__What you need to do__
Collect all the lines that mention the word "Flux".

╔══

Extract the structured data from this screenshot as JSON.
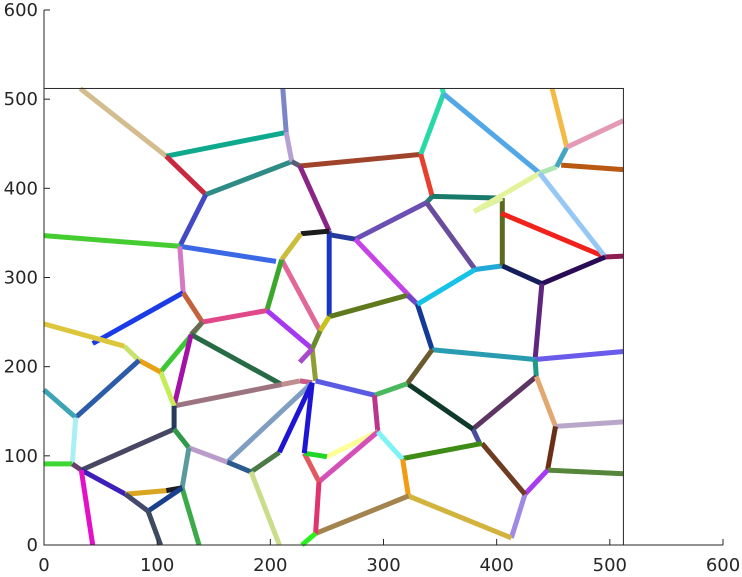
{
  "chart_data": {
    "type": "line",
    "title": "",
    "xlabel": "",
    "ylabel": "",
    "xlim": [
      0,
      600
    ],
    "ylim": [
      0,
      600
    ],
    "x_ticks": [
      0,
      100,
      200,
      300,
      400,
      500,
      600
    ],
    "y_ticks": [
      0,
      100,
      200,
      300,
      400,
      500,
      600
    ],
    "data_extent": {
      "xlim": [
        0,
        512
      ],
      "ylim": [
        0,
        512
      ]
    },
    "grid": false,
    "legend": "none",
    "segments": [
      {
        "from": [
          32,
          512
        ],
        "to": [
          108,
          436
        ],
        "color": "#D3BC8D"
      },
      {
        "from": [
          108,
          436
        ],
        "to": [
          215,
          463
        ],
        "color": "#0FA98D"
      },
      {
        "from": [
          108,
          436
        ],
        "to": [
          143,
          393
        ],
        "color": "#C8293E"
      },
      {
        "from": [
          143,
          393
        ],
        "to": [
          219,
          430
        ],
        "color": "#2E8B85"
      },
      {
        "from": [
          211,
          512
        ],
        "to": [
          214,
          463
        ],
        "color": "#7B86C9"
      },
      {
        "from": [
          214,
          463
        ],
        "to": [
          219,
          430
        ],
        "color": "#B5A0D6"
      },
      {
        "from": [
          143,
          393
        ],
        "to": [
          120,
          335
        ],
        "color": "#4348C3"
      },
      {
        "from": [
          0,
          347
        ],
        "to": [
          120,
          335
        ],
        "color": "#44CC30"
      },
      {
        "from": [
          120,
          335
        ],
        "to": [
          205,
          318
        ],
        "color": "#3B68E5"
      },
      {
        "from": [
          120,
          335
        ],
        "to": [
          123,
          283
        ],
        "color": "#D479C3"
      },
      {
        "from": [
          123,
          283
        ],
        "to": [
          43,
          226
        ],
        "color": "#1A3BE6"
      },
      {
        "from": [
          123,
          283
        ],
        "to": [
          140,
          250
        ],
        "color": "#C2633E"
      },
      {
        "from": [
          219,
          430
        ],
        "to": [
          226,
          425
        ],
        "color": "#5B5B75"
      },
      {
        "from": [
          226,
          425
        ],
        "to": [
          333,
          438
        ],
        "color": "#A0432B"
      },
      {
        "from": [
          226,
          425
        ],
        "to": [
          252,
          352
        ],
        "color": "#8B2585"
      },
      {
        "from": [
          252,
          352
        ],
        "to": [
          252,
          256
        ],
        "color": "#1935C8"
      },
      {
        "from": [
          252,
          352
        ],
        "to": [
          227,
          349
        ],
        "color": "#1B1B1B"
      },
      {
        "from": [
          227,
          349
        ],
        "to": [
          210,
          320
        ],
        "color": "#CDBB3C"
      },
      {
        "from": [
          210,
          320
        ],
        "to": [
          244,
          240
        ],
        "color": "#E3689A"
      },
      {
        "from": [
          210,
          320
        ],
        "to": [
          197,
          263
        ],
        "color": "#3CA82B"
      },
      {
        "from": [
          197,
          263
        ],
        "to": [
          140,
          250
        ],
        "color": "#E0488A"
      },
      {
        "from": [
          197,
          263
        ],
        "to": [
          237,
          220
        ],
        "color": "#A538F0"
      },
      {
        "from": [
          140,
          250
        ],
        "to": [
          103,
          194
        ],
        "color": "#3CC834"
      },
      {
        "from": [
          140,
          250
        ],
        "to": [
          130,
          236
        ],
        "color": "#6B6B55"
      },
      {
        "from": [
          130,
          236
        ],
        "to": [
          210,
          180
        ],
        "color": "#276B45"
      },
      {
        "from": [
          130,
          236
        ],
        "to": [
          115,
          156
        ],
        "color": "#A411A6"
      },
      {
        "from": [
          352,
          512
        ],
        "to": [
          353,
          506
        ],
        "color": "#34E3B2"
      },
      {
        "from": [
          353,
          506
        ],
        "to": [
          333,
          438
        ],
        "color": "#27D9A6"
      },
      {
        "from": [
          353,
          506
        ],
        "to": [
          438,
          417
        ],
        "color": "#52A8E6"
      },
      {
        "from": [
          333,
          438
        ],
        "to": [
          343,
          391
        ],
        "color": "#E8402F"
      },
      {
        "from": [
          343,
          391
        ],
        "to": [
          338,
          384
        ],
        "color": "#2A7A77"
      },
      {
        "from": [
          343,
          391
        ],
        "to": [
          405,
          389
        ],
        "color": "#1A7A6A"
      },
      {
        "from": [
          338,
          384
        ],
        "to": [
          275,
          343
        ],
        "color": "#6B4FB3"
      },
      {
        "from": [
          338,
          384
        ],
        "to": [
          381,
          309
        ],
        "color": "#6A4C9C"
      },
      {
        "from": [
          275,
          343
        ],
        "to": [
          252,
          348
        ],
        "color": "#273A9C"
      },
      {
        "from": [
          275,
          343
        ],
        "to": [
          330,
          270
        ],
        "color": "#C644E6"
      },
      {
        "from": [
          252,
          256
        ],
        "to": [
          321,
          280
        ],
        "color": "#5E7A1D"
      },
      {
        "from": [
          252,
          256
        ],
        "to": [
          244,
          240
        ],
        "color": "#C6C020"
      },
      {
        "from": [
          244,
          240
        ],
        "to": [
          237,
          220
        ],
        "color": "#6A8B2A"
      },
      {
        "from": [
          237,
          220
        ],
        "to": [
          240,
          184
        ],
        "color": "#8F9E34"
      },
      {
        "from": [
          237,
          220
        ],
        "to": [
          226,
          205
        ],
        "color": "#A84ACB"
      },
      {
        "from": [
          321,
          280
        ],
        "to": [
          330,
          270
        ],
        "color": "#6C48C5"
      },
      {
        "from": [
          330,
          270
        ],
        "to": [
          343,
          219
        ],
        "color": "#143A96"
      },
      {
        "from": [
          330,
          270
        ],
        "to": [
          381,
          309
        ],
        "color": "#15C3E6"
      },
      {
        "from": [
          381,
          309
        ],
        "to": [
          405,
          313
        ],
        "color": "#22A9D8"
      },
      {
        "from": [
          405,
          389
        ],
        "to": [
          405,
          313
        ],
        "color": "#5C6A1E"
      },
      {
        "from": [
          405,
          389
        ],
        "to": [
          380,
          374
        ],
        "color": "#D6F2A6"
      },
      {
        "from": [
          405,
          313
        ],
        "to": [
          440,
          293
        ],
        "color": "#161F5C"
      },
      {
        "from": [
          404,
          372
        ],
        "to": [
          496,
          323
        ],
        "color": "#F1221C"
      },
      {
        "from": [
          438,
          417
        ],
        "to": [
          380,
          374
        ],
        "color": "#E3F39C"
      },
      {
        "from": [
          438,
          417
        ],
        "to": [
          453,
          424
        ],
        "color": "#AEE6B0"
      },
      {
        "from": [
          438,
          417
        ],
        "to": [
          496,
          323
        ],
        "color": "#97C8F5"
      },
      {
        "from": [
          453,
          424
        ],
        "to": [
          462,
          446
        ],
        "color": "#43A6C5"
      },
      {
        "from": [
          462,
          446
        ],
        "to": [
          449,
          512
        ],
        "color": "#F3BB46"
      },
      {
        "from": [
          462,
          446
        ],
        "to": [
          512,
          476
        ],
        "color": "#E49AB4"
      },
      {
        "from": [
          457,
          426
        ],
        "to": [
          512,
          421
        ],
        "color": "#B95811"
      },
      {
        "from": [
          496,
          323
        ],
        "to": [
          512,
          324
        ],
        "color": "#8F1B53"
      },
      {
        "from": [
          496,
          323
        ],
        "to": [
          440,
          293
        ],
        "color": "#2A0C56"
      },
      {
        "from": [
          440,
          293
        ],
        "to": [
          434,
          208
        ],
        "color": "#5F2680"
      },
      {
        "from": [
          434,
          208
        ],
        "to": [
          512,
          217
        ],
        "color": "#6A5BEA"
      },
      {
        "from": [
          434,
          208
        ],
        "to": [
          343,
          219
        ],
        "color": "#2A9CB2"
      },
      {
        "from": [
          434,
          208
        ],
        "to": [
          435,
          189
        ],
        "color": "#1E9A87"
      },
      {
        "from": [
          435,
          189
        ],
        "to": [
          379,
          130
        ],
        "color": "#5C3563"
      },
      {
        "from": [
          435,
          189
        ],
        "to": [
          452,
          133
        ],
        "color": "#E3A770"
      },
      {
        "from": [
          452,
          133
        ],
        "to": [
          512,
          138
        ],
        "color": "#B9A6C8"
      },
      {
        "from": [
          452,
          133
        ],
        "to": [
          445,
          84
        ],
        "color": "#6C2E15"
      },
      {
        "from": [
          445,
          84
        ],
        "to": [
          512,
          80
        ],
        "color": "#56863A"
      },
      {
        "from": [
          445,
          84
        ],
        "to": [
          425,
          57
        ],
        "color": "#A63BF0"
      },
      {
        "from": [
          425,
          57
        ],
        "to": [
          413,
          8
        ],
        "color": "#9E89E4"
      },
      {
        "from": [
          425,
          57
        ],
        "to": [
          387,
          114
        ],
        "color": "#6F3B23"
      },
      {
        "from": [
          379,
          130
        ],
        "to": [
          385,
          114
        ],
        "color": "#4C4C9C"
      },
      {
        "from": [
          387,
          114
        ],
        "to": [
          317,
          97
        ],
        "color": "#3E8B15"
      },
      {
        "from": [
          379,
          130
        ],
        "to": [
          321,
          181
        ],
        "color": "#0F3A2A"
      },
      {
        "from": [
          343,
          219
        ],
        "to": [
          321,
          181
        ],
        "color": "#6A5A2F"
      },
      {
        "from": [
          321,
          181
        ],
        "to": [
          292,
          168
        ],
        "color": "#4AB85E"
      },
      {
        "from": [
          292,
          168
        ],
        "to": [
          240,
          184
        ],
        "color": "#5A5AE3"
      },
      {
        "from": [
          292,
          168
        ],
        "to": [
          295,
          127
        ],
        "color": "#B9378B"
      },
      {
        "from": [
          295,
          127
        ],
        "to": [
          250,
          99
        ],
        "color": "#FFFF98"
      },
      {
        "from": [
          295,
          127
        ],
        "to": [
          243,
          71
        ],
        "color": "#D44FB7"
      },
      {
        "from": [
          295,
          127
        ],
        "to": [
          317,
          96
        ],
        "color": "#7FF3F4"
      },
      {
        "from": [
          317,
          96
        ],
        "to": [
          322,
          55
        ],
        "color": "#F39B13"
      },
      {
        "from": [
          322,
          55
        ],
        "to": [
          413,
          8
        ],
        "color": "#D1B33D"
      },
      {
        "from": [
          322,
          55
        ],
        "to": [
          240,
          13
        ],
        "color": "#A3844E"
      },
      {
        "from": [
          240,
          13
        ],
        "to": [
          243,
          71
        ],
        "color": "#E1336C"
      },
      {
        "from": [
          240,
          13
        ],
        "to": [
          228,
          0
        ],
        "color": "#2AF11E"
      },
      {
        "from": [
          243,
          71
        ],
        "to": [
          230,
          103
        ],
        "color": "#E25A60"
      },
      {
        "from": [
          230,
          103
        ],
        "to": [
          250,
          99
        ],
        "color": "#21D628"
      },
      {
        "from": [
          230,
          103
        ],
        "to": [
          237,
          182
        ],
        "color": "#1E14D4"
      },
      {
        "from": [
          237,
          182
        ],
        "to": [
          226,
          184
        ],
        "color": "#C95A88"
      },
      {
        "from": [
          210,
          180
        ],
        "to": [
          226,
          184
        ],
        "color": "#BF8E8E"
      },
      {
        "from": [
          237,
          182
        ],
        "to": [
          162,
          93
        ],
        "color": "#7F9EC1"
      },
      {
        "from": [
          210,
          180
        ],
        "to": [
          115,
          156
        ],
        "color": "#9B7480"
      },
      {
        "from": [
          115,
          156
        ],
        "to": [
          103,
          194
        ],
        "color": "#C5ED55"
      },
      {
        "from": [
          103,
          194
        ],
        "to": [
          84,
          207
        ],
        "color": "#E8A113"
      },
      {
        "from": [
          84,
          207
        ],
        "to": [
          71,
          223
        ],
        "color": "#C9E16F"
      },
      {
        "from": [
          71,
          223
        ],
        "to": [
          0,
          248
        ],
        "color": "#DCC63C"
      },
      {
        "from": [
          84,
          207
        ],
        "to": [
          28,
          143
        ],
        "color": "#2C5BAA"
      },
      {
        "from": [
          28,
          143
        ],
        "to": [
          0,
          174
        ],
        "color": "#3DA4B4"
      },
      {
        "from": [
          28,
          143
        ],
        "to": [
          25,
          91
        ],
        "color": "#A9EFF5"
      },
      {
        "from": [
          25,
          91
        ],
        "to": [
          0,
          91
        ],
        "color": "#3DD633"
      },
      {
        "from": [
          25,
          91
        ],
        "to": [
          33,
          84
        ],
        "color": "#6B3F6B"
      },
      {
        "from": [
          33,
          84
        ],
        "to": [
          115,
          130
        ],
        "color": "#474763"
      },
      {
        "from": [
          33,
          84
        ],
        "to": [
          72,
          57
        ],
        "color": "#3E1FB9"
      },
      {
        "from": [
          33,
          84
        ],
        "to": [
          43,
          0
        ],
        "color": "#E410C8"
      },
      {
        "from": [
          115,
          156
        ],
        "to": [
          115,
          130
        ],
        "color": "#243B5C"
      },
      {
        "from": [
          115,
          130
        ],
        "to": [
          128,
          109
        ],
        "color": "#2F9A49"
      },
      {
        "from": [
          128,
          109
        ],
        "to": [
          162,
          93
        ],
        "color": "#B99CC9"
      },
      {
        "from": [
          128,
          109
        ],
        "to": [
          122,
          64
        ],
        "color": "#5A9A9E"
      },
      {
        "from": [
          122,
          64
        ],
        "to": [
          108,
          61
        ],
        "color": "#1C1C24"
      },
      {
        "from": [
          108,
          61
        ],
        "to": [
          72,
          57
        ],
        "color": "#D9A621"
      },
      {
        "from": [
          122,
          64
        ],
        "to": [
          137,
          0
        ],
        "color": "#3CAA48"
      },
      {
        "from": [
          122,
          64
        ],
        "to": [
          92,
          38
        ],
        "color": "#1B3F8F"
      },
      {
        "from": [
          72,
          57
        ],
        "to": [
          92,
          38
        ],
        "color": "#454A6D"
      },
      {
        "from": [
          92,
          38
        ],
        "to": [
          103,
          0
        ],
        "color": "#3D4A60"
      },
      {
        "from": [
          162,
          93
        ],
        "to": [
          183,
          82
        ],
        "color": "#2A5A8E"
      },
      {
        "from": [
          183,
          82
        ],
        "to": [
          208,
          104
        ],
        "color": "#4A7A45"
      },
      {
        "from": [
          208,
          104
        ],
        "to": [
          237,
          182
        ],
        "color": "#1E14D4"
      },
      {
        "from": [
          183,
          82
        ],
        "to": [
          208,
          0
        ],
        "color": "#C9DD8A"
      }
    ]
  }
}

╚══
╔══

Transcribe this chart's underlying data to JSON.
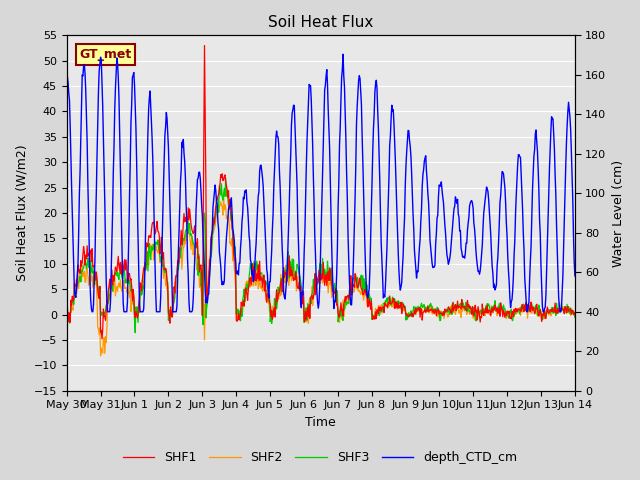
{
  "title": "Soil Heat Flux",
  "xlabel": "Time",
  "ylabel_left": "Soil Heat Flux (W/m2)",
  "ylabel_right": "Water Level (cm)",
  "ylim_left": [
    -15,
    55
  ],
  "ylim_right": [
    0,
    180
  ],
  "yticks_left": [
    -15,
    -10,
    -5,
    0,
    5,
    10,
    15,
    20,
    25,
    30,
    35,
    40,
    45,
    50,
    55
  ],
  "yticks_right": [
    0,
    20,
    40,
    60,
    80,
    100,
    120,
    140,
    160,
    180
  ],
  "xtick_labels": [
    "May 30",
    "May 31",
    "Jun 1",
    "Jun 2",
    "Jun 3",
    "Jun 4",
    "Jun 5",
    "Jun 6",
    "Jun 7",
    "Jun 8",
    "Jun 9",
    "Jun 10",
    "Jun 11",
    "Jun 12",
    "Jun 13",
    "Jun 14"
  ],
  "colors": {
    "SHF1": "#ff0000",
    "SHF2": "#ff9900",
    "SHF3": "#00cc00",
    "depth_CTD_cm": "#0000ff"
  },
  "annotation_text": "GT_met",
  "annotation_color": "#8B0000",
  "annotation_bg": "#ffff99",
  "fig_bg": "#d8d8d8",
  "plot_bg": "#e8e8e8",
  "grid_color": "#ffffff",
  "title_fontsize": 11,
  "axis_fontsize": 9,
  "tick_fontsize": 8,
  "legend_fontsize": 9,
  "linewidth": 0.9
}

╚══
╔══

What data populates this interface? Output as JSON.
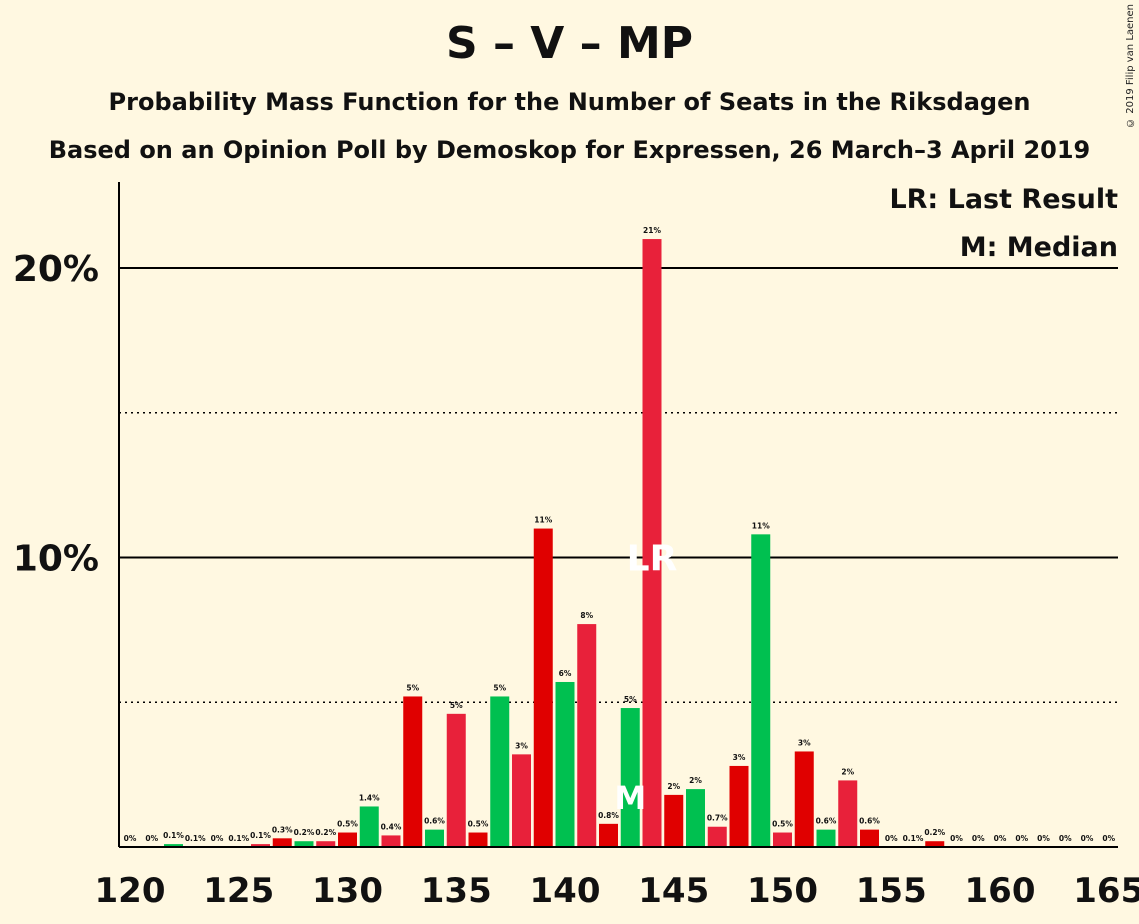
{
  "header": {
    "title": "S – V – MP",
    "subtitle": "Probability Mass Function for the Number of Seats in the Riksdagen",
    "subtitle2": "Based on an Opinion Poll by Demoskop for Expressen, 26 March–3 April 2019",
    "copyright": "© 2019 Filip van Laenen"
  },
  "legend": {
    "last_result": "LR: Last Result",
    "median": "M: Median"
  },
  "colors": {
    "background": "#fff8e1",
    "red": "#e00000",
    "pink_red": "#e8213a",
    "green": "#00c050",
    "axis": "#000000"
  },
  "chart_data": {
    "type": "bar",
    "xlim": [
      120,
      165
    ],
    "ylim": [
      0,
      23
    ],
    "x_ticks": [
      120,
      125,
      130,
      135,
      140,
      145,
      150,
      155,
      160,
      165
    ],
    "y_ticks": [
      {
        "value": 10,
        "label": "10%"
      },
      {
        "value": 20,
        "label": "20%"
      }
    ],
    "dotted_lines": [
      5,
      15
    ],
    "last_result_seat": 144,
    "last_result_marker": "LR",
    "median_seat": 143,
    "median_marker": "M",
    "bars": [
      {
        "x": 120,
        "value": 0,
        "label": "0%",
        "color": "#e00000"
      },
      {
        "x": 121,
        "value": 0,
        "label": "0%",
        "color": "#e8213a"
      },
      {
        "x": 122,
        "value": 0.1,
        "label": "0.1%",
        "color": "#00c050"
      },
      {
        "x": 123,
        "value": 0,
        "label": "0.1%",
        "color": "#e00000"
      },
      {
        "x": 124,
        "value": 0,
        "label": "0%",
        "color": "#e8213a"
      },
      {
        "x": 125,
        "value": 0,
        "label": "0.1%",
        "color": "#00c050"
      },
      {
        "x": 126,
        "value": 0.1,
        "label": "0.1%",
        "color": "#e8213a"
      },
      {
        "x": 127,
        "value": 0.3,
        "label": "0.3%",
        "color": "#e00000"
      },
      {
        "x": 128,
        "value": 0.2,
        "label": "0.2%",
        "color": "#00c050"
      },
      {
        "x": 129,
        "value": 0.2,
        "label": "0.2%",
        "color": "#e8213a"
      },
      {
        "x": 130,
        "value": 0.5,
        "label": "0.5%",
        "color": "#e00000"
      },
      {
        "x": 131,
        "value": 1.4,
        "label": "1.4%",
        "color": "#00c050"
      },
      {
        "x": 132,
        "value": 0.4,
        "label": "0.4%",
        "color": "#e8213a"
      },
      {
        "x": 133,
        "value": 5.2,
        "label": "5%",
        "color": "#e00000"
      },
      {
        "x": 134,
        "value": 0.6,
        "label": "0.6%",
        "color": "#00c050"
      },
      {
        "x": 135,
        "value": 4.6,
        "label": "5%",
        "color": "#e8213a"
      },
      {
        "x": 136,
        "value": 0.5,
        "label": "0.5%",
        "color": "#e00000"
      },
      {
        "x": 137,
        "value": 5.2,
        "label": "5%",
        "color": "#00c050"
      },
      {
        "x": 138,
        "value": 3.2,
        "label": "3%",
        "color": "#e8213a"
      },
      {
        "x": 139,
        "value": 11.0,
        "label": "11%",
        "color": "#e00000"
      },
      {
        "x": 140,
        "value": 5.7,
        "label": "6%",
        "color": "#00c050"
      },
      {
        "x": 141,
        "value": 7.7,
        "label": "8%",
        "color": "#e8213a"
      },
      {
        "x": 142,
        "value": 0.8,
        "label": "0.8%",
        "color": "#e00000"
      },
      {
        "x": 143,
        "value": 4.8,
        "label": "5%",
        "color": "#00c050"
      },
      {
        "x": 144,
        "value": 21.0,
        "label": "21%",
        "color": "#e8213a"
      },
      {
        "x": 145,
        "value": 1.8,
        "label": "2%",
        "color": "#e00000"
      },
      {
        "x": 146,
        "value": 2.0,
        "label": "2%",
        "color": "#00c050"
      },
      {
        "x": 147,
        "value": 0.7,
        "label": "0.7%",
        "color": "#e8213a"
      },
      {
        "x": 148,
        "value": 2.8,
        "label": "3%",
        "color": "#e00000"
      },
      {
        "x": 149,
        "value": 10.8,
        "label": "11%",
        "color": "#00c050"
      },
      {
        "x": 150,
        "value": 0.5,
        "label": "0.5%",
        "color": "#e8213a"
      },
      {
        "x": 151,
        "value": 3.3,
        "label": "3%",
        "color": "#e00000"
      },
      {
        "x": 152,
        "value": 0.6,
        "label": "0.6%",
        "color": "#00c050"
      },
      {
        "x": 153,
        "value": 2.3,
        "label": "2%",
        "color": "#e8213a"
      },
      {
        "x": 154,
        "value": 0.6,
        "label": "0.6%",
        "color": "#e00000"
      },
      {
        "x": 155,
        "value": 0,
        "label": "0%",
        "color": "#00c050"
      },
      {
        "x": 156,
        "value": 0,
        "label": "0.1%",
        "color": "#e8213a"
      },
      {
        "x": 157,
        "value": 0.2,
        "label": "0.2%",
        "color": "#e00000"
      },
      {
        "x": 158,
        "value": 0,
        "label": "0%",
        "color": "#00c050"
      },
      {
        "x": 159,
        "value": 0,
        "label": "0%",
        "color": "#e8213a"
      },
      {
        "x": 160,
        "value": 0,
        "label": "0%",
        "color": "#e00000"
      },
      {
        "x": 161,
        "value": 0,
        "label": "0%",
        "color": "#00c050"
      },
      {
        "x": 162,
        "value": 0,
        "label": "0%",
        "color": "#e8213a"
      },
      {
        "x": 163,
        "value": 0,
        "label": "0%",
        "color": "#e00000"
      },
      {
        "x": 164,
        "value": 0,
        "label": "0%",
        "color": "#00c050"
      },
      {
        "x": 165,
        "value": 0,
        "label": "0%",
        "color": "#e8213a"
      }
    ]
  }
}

╚══

__Task output__
  "title": "Soil Heat Flux",
  "ylabel_left": "Soil Heat Flux (W/m2)",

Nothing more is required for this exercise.